**会見記録の抜粋**
========================
(令和2年8月13日(木曜日)14時40分 於:シンガポール)

[Teamsを使用したオンラインによる記者会見]

冒頭発言

【茂木外務大臣】それでは始めさせていただきます。
 先週の英国訪問以来、外務大臣として海外訪問を再開いたしましたがアジアではこのシンガポールが最初の訪問国となります。シンガポール側にとっても新型コロナウイルスの世界的拡大以降、最初の外国要人の受け入れということであります。ここで一度ホテルに入りますと部屋から出られない、こういった行動制限もありましたが、その分の成果もあったと思っております。
 まず、人の往来の再開については入国後、14日間の期間中でも行動範囲を限定した形でビジネス活動が可能となるビジネストラックと駐在員等を念頭においたレジデンストラックについて、後ほど共同プレス声明を配布いたしますが、9月の開始を目指すことで外相間で一致いたしました。合意をいたしました。
 また新型コロナの世界的拡大の局面展開にはワクチンの開発・普及が不可欠でありその公平なアクセスを確保するためのCOVAXファシリティが重要な取組であることについてバラクリシュナン外務大臣と一致をいたしました。日本として今後COVAXファシリティを通じた途上国支援・国際協力も進めていきたいと考えております。また、東シナ海・南シナ海情勢など地域情勢や二国間関係についても有意義な意見交換ができました。外相会談の後、リー・シェンロン首相を表敬し、人の往来の再開、コロナ対策での協力、地域情勢、さらに二国間関係の強化について意見交換を行ったところであります。以上です。

質疑応答

【記者】二点質問があります。一点目は人の往来の再開についてですけれども、これ確認なんですけれどもビジネストラックとレジデンストラック双方について9月1日の開始を目指すということでしょうか。
========================
**課題一覧**
(1) 会見記録のうち「また新型コロナの世界的拡大の局面展開には」で始まる段落を、主な事実を残して箇条書きで簡潔にまとめよ。
(2) 会見記録の「[Teamsを使用したオンラインによる記者会見]」から「目指すということでしょうか。」までをすべて、一字も変えずに写して返せ。

文書レイアウト検出データ:
========================
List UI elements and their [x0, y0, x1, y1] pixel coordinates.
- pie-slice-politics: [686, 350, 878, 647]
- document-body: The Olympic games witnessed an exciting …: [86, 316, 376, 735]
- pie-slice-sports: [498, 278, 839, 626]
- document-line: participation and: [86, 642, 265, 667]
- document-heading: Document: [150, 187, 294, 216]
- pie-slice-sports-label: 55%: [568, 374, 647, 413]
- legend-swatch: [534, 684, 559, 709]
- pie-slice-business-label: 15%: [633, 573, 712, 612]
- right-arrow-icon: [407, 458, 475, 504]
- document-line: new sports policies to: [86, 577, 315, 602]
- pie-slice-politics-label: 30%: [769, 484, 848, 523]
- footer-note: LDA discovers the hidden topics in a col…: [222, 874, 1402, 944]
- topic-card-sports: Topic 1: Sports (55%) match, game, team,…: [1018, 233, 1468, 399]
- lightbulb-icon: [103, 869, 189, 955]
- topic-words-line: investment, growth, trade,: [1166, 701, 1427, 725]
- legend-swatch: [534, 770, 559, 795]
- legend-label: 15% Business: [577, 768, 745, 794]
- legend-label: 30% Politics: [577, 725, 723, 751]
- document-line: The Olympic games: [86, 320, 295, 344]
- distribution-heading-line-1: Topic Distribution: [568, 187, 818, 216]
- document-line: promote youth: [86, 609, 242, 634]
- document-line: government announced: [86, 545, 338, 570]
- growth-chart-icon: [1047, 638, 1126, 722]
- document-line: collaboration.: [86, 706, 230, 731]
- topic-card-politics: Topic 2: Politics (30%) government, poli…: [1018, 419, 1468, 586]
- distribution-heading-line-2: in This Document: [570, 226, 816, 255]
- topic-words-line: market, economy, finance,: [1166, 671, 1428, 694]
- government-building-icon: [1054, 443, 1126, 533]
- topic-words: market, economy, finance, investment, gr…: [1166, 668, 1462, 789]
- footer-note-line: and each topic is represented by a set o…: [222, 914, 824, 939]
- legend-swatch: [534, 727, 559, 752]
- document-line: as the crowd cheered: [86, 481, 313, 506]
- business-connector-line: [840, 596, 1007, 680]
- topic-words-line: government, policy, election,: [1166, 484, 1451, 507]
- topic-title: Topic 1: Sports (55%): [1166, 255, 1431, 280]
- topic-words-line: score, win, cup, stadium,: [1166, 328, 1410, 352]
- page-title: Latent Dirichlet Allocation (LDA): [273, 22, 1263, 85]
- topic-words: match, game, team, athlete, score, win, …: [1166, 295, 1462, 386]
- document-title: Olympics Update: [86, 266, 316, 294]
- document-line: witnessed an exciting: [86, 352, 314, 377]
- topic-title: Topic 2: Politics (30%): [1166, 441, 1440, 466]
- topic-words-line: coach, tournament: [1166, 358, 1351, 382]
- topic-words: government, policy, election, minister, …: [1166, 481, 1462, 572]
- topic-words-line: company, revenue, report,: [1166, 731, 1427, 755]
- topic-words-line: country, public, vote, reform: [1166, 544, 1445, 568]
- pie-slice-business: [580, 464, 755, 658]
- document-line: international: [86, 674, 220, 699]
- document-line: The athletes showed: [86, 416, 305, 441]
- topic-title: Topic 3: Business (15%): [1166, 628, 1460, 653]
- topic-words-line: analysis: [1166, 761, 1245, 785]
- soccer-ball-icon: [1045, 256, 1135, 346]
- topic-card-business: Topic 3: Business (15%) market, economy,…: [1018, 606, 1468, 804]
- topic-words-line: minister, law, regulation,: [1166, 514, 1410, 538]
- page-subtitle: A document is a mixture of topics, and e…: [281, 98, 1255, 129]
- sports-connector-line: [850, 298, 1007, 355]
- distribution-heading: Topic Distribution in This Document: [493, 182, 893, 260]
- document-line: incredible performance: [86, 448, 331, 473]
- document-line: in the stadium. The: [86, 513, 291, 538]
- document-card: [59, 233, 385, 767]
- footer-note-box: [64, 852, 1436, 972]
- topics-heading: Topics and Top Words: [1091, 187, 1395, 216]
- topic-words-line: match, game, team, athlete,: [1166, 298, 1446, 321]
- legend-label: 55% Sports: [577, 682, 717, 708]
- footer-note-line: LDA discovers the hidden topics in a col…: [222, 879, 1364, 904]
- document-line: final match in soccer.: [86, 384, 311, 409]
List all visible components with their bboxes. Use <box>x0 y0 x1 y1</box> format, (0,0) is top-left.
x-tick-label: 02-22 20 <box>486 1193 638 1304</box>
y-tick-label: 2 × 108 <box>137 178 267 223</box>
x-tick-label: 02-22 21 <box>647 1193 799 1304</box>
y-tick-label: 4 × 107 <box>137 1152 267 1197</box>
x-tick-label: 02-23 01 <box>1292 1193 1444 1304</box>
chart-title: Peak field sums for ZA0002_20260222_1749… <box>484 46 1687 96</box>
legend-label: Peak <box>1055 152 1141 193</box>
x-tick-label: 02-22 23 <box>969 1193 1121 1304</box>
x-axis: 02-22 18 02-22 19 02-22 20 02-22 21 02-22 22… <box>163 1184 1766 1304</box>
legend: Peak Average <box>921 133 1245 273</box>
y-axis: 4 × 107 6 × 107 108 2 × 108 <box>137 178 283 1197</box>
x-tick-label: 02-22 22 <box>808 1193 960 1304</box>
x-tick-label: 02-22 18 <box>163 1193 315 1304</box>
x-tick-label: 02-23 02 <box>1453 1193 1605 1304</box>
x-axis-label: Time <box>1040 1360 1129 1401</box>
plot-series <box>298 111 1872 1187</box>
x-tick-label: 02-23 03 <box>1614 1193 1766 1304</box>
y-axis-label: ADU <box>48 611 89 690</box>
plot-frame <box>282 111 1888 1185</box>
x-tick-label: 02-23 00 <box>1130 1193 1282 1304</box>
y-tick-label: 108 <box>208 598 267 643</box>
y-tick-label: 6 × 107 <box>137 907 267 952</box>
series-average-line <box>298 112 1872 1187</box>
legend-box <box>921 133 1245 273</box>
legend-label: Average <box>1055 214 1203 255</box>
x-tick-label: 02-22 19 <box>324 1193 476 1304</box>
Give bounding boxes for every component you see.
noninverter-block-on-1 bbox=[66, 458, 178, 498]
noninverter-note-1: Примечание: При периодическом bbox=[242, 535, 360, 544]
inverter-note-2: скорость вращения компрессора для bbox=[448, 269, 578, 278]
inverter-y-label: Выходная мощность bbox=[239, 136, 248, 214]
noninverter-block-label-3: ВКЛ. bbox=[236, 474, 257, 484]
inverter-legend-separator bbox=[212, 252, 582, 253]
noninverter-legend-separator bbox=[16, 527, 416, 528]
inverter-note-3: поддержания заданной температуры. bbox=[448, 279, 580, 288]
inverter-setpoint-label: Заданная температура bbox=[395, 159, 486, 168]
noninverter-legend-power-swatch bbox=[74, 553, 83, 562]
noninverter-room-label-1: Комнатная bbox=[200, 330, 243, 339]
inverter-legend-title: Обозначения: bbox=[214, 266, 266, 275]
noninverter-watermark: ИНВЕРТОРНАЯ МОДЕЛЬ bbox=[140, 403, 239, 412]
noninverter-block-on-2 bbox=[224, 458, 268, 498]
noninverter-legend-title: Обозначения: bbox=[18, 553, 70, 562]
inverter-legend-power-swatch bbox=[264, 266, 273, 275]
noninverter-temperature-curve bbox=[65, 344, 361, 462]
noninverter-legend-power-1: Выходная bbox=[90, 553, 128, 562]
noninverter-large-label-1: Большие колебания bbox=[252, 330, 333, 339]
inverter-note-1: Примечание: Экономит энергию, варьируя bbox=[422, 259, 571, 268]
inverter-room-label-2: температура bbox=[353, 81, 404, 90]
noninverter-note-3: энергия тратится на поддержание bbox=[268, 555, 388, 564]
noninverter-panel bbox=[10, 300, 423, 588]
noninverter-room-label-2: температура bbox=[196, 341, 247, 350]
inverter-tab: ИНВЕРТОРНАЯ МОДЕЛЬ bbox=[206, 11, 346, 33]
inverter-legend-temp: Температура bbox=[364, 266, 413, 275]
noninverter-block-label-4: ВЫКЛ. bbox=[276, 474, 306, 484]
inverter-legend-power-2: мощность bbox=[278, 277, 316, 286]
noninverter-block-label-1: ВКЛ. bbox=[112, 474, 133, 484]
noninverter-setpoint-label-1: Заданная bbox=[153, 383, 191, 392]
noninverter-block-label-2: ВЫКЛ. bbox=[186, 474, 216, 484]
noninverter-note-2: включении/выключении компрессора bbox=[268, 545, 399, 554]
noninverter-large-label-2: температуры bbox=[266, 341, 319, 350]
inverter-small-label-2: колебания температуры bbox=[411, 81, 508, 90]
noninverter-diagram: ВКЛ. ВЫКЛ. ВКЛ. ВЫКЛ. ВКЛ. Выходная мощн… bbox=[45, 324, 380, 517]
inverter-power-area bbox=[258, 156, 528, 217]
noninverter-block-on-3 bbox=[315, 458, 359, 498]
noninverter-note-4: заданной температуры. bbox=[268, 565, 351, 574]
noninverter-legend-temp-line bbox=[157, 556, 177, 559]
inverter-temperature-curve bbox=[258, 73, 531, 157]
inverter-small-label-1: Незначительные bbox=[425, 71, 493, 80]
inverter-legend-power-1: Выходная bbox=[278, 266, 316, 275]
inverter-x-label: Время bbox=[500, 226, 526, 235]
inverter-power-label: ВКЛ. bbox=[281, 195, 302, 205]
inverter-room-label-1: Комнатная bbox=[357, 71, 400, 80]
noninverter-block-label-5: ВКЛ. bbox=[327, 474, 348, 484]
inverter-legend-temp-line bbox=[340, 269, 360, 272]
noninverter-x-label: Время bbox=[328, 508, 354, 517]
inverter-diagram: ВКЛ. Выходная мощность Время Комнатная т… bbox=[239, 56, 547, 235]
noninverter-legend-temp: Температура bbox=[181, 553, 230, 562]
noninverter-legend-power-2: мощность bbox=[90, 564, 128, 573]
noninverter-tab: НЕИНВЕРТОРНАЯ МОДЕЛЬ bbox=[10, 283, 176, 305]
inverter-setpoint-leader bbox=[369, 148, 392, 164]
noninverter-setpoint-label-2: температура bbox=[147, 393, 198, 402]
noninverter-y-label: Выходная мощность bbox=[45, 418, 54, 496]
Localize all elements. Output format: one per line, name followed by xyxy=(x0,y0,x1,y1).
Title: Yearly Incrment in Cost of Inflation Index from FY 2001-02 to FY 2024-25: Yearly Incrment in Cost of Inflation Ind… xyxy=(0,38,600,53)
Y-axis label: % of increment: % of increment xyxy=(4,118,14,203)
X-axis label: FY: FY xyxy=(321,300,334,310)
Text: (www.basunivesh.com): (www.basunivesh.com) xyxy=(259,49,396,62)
========================
**解答一覧**
(1)
- 新型コロナの世界的拡大の局面展開にはワクチンの開発・普及が不可欠である。公平なアクセスを確保するためのCOVAXファシリティが重要な取組であることで、バラクリシュナン外務大臣と一致した。
- 日本は今後、COVAXファシリティを通じた途上国支援・国際協力も進めていく考えである。
- 東シナ海・南シナ海情勢などの地域情勢や二国間関係についても、有意義な意見交換ができた。
- 外相会談の後、リー・シェンロン首相を表敬した。人の往来の再開、コロナ対策での協力、地域情勢、二国間関係の強化について意見交換を行った。

(2)
[Teamsを使用したオンラインによる記者会見]

冒頭発言

【茂木外務大臣】それでは始めさせていただきます。
 先週の英国訪問以来、外務大臣として海外訪問を再開いたしましたがアジアではこのシンガポールが最初の訪問国となります。シンガポール側にとっても新型コロナウイルスの世界的拡大以降、最初の外国要人の受け入れということであります。ここで一度ホテルに入りますと部屋から出られない、こういった行動制限もありましたが、その分の成果もあったと思っております。
 まず、人の往来の再開については入国後、14日間の期間中でも行動範囲を限定した形でビジネス活動が可能となるビジネストラックと駐在員等を念頭においたレジデンストラックについて、後ほど共同プレス声明を配布いたしますが、9月の開始を目指すことで外相間で一致いたしました。合意をいたしました。
 また新型コロナの世界的拡大の局面展開にはワクチンの開発・普及が不可欠でありその公平なアクセスを確保するためのCOVAXファシリティが重要な取組であることについてバラクリシュナン外務大臣と一致をいたしました。日本として今後COVAXファシリティを通じた途上国支援・国際協力も進めていきたいと考えております。また、東シナ海・南シナ海情勢など地域情勢や二国間関係についても有意義な意見交換ができました。外相会談の後、リー・シェンロン首相を表敬し、人の往来の再開、コロナ対策での協力、地域情勢、さらに二国間関係の強化について意見交換を行ったところであります。以上です。

質疑応答

【記者】二点質問があります。一点目は人の往来の再開についてですけれども、これ確認なんですけれどもビジネストラックとレジデンストラック双方について9月1日の開始を目指すということでしょうか。